Aim | Which lines hold the word "this"? Copy each one.

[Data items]
____

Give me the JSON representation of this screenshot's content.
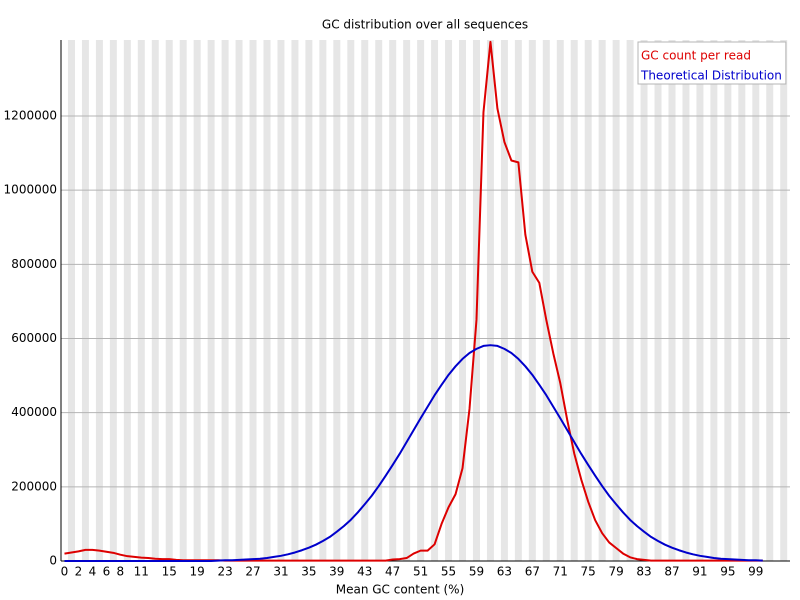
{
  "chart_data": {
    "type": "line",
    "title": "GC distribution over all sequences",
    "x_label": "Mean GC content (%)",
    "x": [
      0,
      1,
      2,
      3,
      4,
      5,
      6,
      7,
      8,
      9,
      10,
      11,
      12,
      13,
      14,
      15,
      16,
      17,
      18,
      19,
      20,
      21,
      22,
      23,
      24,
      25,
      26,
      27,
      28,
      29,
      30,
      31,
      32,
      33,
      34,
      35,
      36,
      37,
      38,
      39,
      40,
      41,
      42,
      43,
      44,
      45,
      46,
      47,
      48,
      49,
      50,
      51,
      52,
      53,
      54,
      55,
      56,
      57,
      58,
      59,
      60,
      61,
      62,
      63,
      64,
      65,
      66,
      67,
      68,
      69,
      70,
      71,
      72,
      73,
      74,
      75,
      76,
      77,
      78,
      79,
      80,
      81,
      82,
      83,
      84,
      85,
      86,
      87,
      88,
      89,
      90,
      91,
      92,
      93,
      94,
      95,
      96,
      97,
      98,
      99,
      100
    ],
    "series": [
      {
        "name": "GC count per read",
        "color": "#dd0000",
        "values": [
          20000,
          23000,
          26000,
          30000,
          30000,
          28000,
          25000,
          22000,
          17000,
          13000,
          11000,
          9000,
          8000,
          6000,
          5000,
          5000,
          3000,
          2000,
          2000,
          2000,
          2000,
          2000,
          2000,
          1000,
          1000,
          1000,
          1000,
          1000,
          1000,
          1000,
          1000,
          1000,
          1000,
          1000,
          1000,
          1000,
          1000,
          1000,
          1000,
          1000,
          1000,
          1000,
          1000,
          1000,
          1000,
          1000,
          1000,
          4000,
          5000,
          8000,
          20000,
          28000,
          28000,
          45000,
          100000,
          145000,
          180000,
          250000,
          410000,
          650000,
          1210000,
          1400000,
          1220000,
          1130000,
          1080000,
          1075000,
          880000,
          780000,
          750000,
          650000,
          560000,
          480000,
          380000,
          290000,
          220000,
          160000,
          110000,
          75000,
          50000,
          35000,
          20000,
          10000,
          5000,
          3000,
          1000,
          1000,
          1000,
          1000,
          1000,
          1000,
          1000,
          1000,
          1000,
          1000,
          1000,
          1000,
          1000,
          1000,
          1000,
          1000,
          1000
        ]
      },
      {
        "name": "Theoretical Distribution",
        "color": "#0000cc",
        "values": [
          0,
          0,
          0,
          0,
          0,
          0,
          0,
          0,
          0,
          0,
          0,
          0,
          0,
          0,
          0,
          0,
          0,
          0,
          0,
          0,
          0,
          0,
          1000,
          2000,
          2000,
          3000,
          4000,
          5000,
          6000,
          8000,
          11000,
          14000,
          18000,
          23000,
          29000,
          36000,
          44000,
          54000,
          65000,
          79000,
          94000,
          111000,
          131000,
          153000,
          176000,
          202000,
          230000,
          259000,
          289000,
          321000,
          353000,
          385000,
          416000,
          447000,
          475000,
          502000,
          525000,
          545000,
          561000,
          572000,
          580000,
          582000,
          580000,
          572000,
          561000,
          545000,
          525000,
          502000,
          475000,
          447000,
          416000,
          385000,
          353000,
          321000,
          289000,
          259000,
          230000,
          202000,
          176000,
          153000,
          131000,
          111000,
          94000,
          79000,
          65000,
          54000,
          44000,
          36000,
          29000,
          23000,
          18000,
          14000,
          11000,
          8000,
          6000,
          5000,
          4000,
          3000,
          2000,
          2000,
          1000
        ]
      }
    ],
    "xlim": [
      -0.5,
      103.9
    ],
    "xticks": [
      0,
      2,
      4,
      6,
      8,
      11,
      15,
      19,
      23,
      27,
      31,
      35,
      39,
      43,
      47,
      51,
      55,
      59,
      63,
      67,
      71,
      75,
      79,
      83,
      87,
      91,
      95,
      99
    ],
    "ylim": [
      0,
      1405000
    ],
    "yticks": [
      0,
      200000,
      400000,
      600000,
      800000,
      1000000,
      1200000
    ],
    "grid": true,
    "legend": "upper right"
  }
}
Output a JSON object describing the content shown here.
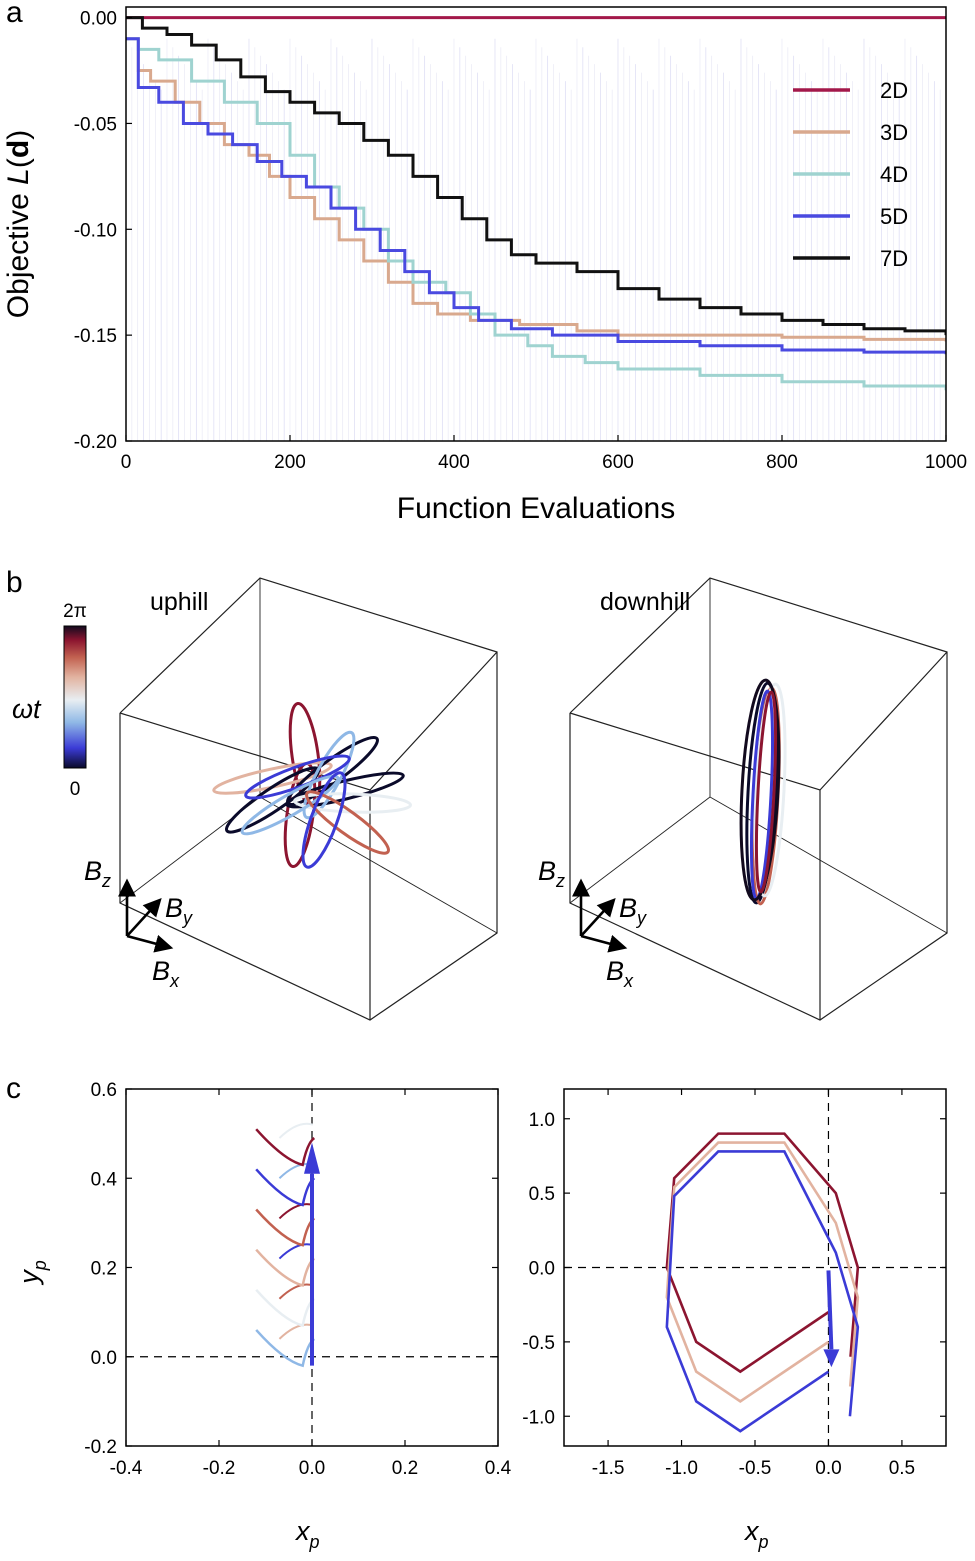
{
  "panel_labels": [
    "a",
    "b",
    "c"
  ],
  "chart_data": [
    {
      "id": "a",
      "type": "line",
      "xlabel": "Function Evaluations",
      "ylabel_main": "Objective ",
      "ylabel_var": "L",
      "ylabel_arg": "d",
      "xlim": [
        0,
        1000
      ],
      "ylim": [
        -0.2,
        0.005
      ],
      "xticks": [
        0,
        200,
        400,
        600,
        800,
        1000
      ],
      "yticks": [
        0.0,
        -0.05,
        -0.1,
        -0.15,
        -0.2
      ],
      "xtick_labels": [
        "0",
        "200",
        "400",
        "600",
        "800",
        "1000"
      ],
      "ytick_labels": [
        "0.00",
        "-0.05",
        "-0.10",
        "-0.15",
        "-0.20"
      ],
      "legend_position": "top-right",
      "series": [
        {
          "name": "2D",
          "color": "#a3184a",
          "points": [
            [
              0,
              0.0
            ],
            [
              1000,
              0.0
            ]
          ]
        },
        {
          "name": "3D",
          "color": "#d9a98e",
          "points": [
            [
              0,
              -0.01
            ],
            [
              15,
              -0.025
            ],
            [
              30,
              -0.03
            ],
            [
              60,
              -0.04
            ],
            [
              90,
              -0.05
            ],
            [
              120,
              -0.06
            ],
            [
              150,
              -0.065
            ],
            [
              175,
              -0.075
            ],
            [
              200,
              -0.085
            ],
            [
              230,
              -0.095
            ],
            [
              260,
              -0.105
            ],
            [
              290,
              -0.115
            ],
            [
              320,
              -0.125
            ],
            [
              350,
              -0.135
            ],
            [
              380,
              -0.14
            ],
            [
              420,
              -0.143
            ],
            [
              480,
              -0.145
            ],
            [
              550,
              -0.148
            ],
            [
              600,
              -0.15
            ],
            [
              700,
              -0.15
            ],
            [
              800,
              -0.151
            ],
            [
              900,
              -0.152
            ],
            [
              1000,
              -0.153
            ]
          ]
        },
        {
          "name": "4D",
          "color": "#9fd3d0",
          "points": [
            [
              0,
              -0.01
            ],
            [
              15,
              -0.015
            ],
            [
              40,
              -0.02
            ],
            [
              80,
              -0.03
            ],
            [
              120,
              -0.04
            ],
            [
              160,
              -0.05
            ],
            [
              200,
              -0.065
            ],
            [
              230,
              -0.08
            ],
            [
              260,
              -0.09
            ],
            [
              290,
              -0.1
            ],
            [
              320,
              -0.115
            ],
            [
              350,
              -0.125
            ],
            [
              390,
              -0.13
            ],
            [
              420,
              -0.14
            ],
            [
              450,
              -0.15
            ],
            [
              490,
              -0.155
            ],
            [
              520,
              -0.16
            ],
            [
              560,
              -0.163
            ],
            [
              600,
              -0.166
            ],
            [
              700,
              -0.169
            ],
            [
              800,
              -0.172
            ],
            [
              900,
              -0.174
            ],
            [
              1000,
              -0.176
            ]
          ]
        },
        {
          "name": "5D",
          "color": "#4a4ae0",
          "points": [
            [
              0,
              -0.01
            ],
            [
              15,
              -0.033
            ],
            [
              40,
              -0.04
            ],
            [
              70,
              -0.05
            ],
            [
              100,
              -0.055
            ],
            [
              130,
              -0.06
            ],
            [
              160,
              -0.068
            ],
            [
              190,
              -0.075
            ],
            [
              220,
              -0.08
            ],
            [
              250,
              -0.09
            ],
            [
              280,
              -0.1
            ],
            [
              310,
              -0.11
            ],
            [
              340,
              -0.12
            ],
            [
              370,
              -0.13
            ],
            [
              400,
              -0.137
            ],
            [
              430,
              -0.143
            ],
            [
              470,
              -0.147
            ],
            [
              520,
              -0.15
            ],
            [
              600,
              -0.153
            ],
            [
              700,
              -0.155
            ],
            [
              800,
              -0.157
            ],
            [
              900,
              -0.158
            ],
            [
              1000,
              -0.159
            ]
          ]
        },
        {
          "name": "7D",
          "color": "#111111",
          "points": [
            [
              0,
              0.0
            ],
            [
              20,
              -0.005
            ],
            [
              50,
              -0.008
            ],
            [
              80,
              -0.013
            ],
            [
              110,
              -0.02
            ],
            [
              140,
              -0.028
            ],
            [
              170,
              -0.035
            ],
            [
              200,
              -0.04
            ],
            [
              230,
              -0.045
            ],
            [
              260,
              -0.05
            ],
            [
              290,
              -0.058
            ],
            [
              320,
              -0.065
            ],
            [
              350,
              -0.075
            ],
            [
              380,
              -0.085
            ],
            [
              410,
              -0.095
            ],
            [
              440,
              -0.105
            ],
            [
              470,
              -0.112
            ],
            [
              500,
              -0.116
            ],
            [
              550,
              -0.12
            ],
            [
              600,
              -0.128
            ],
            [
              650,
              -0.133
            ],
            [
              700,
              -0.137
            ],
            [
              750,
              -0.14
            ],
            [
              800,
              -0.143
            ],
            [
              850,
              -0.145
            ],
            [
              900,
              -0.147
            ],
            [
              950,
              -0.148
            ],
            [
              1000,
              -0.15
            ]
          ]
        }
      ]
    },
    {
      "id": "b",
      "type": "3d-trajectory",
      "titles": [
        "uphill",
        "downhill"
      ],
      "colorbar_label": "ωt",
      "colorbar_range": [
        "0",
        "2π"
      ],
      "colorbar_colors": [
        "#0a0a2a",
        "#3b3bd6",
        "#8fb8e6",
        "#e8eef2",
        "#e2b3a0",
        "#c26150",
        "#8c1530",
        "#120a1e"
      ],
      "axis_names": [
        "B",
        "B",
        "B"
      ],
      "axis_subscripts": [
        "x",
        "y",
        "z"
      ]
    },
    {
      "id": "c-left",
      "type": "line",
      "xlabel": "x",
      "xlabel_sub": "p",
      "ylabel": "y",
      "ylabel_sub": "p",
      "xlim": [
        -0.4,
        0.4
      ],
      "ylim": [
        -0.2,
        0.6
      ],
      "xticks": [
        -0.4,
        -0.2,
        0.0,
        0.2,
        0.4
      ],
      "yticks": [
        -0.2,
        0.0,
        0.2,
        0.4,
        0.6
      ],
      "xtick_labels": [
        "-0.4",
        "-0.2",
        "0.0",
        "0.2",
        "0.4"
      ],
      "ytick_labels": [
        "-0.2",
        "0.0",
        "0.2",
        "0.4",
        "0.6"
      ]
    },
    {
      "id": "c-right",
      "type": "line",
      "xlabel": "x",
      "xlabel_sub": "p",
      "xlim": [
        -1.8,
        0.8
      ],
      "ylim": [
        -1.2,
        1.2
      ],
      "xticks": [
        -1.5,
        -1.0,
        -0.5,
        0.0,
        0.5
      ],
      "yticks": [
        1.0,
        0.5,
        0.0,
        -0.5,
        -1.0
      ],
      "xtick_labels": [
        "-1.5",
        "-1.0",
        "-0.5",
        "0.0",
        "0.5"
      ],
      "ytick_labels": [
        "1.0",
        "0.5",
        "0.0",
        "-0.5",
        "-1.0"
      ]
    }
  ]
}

____

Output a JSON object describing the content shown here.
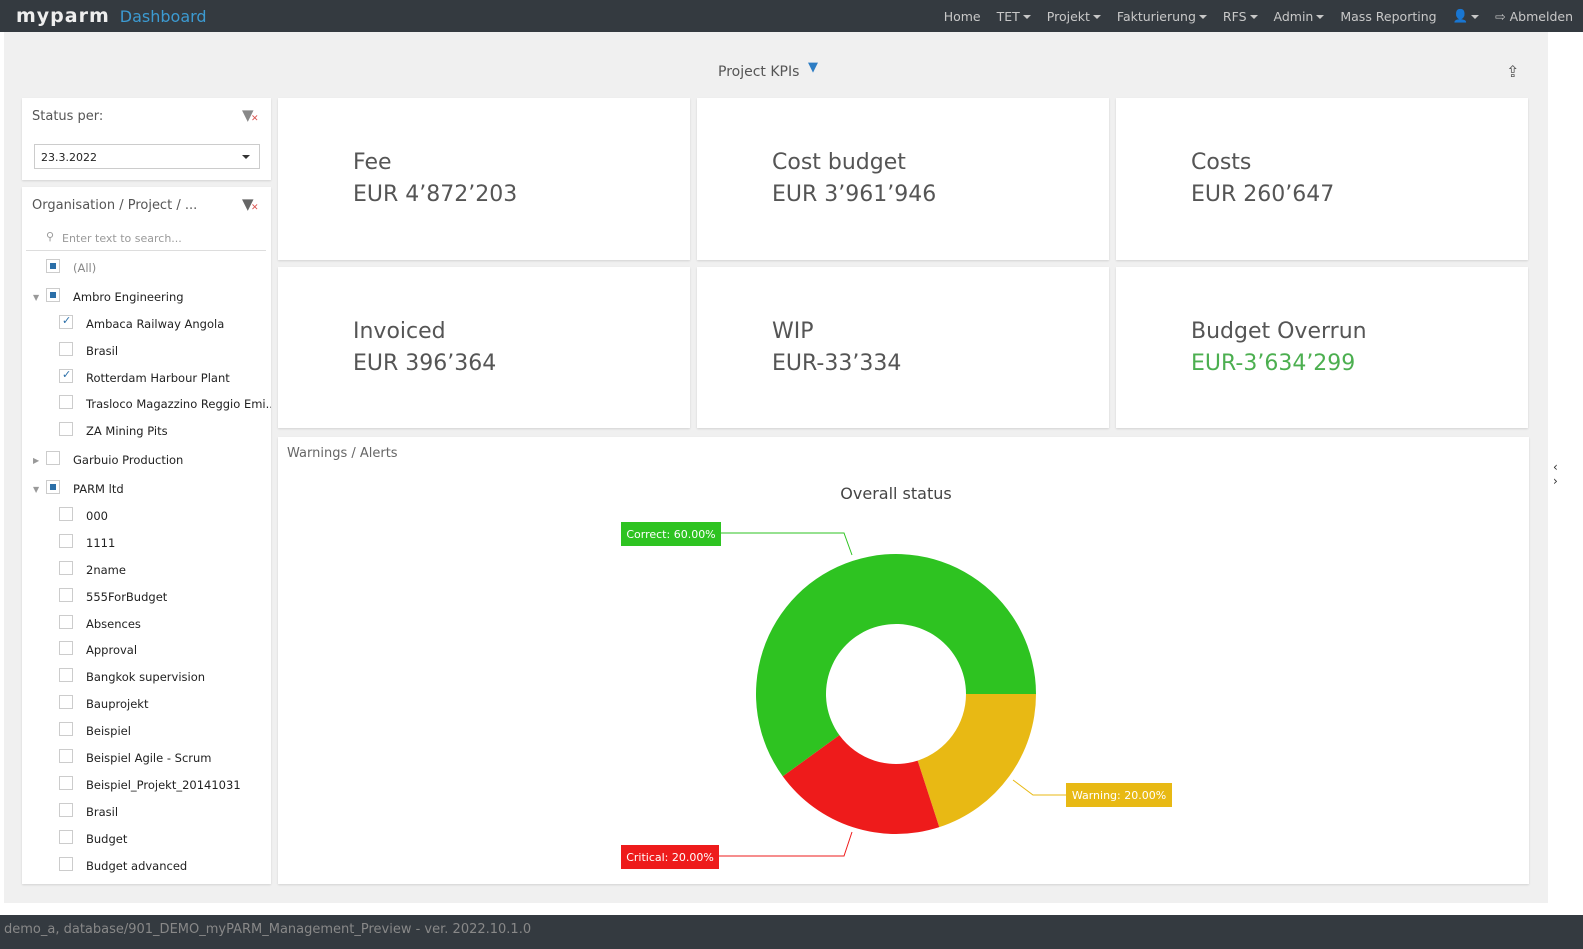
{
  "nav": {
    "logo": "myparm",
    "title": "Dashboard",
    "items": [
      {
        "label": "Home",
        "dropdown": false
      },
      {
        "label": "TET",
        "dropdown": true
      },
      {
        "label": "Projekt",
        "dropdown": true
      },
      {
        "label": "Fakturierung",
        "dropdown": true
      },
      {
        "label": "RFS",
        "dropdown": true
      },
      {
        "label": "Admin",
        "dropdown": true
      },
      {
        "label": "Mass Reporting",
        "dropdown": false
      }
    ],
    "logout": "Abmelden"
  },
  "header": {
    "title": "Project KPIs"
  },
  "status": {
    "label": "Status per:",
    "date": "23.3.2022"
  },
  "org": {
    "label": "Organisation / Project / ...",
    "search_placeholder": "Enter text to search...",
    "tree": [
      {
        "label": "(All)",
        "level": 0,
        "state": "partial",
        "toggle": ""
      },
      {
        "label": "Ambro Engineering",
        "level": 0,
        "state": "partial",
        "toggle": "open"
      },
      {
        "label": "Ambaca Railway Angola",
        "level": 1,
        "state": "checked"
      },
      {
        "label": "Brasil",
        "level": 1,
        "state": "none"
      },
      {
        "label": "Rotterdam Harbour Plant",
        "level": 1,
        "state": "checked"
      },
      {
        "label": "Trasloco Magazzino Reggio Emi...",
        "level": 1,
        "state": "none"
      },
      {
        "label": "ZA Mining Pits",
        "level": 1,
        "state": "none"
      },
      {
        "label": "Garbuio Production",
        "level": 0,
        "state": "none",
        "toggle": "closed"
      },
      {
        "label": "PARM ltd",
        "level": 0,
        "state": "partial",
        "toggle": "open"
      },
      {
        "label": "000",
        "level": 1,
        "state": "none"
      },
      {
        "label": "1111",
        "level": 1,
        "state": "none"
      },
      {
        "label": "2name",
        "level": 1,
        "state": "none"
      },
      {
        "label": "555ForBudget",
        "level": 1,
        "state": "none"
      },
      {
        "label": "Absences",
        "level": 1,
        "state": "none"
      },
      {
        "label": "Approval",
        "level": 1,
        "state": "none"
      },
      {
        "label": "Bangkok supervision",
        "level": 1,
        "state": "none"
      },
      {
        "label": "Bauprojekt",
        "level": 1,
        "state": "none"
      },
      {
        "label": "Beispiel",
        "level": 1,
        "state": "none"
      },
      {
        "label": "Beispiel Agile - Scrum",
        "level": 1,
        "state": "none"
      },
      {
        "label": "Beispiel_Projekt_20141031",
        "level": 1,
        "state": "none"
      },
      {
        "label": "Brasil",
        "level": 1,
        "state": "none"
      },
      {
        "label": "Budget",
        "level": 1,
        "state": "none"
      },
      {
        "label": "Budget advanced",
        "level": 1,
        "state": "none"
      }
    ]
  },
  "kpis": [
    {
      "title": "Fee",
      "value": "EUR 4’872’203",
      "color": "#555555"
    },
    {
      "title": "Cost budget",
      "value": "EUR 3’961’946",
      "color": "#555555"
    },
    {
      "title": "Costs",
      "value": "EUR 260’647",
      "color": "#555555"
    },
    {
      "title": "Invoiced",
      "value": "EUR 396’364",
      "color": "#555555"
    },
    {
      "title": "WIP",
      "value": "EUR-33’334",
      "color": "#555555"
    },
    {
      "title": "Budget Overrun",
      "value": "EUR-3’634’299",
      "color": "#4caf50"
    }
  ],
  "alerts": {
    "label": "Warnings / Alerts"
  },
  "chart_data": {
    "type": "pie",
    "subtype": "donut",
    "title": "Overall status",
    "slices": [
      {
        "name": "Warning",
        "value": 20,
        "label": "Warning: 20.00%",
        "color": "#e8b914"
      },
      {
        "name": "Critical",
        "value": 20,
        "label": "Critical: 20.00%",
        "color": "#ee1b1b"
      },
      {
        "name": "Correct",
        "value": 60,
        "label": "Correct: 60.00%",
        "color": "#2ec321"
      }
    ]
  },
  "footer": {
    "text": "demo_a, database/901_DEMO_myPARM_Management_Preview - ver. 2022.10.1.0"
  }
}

____

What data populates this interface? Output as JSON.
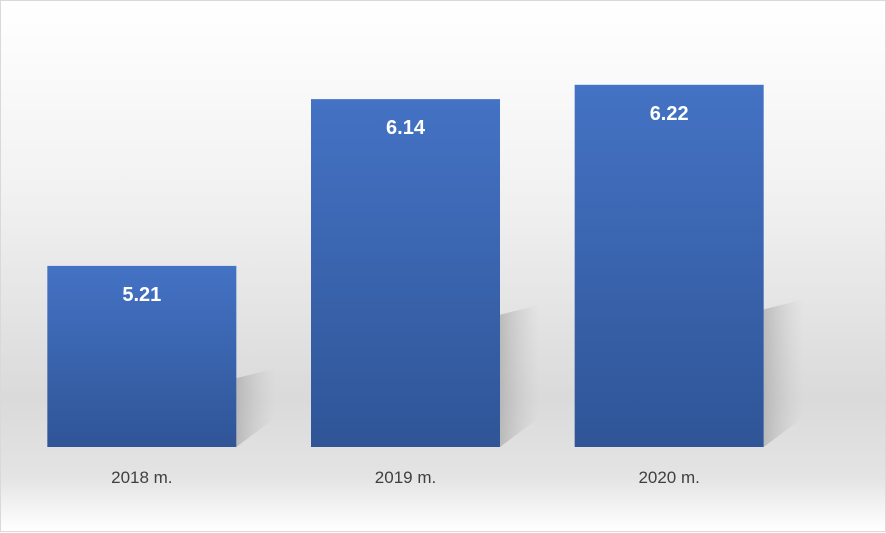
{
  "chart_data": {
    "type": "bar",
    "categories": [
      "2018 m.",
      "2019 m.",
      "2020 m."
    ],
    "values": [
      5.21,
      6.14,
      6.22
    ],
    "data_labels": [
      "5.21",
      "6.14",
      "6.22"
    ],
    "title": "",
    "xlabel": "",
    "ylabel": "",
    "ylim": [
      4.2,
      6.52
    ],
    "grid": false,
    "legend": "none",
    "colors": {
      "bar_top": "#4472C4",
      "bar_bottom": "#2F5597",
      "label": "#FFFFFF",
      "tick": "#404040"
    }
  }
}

____

Written answer |
Give me the JSON representation of this screenshot's content.
What data populates this interface? Output as JSON.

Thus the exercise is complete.